EXERCISE DETAILS: Write out all entries word for word.

EXERCISE MATERIALS:
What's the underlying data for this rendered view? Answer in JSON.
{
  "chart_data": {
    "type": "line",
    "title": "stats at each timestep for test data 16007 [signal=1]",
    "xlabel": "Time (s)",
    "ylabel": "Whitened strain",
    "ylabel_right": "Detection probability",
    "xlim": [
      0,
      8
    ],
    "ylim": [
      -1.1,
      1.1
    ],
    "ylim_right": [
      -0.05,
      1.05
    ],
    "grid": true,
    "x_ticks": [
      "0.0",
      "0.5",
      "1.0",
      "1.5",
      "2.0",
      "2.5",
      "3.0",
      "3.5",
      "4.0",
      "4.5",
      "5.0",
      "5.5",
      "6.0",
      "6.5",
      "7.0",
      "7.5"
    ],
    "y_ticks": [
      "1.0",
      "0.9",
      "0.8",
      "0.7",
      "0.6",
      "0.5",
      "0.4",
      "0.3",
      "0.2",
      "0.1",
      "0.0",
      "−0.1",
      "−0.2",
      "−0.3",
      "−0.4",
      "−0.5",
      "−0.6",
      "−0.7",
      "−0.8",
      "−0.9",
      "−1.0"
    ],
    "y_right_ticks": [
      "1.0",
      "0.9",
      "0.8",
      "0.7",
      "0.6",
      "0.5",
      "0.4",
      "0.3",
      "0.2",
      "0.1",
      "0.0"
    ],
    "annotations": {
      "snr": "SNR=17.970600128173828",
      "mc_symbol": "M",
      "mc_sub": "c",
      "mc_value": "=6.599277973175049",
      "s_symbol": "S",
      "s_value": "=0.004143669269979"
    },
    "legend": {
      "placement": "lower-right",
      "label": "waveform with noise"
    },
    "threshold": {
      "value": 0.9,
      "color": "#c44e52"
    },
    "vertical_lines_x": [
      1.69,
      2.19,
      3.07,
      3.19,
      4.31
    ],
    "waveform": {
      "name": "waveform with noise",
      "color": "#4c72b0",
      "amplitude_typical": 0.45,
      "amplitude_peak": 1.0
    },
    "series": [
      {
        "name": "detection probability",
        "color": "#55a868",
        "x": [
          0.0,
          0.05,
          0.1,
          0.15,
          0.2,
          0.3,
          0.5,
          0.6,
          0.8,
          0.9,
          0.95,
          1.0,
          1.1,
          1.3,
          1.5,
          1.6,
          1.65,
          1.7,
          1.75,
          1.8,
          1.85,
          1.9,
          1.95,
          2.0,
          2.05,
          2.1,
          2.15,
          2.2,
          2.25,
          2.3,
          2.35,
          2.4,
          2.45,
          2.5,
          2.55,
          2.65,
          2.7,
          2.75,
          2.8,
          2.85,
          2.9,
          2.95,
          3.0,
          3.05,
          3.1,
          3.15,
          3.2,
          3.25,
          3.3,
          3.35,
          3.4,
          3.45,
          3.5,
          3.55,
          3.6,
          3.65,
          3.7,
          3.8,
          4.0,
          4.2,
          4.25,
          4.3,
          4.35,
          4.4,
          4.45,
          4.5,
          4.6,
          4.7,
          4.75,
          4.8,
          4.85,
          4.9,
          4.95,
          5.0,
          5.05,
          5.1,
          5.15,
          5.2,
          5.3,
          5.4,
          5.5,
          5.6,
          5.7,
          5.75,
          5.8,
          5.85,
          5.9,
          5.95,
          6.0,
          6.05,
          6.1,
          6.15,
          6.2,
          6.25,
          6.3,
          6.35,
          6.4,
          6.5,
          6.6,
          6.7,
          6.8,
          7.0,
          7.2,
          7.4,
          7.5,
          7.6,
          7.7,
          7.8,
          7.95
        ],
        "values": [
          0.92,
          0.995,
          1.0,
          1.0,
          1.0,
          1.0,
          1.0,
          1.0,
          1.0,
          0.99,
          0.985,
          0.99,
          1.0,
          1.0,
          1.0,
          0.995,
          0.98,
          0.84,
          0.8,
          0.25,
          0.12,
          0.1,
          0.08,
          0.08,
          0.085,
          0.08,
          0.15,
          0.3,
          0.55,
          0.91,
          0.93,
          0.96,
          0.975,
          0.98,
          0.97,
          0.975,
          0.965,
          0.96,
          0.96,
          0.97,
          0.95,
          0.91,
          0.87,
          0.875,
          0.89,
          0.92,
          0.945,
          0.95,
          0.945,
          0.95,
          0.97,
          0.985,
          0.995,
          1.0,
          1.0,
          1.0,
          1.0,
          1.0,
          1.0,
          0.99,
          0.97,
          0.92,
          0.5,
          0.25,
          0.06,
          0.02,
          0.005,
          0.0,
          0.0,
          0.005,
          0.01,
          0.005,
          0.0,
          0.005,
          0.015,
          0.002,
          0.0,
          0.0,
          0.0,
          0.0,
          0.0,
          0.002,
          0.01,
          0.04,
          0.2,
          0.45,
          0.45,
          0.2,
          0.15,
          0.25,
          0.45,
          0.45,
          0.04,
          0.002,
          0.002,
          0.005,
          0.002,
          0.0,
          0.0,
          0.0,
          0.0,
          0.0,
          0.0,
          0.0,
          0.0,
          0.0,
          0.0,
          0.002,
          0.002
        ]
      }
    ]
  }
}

EXPECTED ANSWER:
What's the underlying data for this rendered view? Answer in JSON.
{
  "chart_data": {
    "type": "line",
    "title": "stats at each timestep for test data 16007 [signal=1]",
    "xlabel": "Time (s)",
    "ylabel": "Whitened strain",
    "ylabel_right": "Detection probability",
    "xlim": [
      0,
      8
    ],
    "ylim": [
      -1.1,
      1.1
    ],
    "ylim_right": [
      -0.05,
      1.05
    ],
    "grid": true,
    "x_ticks": [
      "0.0",
      "0.5",
      "1.0",
      "1.5",
      "2.0",
      "2.5",
      "3.0",
      "3.5",
      "4.0",
      "4.5",
      "5.0",
      "5.5",
      "6.0",
      "6.5",
      "7.0",
      "7.5"
    ],
    "y_ticks": [
      "1.0",
      "0.9",
      "0.8",
      "0.7",
      "0.6",
      "0.5",
      "0.4",
      "0.3",
      "0.2",
      "0.1",
      "0.0",
      "−0.1",
      "−0.2",
      "−0.3",
      "−0.4",
      "−0.5",
      "−0.6",
      "−0.7",
      "−0.8",
      "−0.9",
      "−1.0"
    ],
    "y_right_ticks": [
      "1.0",
      "0.9",
      "0.8",
      "0.7",
      "0.6",
      "0.5",
      "0.4",
      "0.3",
      "0.2",
      "0.1",
      "0.0"
    ],
    "annotations": {
      "snr": "SNR=17.970600128173828",
      "mc_symbol": "M",
      "mc_sub": "c",
      "mc_value": "=6.599277973175049",
      "s_symbol": "S",
      "s_value": "=0.004143669269979"
    },
    "legend": {
      "placement": "lower-right",
      "label": "waveform with noise"
    },
    "threshold": {
      "value": 0.9,
      "color": "#c44e52"
    },
    "vertical_lines_x": [
      1.69,
      2.19,
      3.07,
      3.19,
      4.31
    ],
    "waveform": {
      "name": "waveform with noise",
      "color": "#4c72b0",
      "amplitude_typical": 0.45,
      "amplitude_peak": 1.0
    },
    "series": [
      {
        "name": "detection probability",
        "color": "#55a868",
        "x": [
          0.0,
          0.05,
          0.1,
          0.15,
          0.2,
          0.3,
          0.5,
          0.6,
          0.8,
          0.9,
          0.95,
          1.0,
          1.1,
          1.3,
          1.5,
          1.6,
          1.65,
          1.7,
          1.75,
          1.8,
          1.85,
          1.9,
          1.95,
          2.0,
          2.05,
          2.1,
          2.15,
          2.2,
          2.25,
          2.3,
          2.35,
          2.4,
          2.45,
          2.5,
          2.55,
          2.65,
          2.7,
          2.75,
          2.8,
          2.85,
          2.9,
          2.95,
          3.0,
          3.05,
          3.1,
          3.15,
          3.2,
          3.25,
          3.3,
          3.35,
          3.4,
          3.45,
          3.5,
          3.55,
          3.6,
          3.65,
          3.7,
          3.8,
          4.0,
          4.2,
          4.25,
          4.3,
          4.35,
          4.4,
          4.45,
          4.5,
          4.6,
          4.7,
          4.75,
          4.8,
          4.85,
          4.9,
          4.95,
          5.0,
          5.05,
          5.1,
          5.15,
          5.2,
          5.3,
          5.4,
          5.5,
          5.6,
          5.7,
          5.75,
          5.8,
          5.85,
          5.9,
          5.95,
          6.0,
          6.05,
          6.1,
          6.15,
          6.2,
          6.25,
          6.3,
          6.35,
          6.4,
          6.5,
          6.6,
          6.7,
          6.8,
          7.0,
          7.2,
          7.4,
          7.5,
          7.6,
          7.7,
          7.8,
          7.95
        ],
        "values": [
          0.92,
          0.995,
          1.0,
          1.0,
          1.0,
          1.0,
          1.0,
          1.0,
          1.0,
          0.99,
          0.985,
          0.99,
          1.0,
          1.0,
          1.0,
          0.995,
          0.98,
          0.84,
          0.8,
          0.25,
          0.12,
          0.1,
          0.08,
          0.08,
          0.085,
          0.08,
          0.15,
          0.3,
          0.55,
          0.91,
          0.93,
          0.96,
          0.975,
          0.98,
          0.97,
          0.975,
          0.965,
          0.96,
          0.96,
          0.97,
          0.95,
          0.91,
          0.87,
          0.875,
          0.89,
          0.92,
          0.945,
          0.95,
          0.945,
          0.95,
          0.97,
          0.985,
          0.995,
          1.0,
          1.0,
          1.0,
          1.0,
          1.0,
          1.0,
          0.99,
          0.97,
          0.92,
          0.5,
          0.25,
          0.06,
          0.02,
          0.005,
          0.0,
          0.0,
          0.005,
          0.01,
          0.005,
          0.0,
          0.005,
          0.015,
          0.002,
          0.0,
          0.0,
          0.0,
          0.0,
          0.0,
          0.002,
          0.01,
          0.04,
          0.2,
          0.45,
          0.45,
          0.2,
          0.15,
          0.25,
          0.45,
          0.45,
          0.04,
          0.002,
          0.002,
          0.005,
          0.002,
          0.0,
          0.0,
          0.0,
          0.0,
          0.0,
          0.0,
          0.0,
          0.0,
          0.0,
          0.0,
          0.002,
          0.002
        ]
      }
    ]
  }
}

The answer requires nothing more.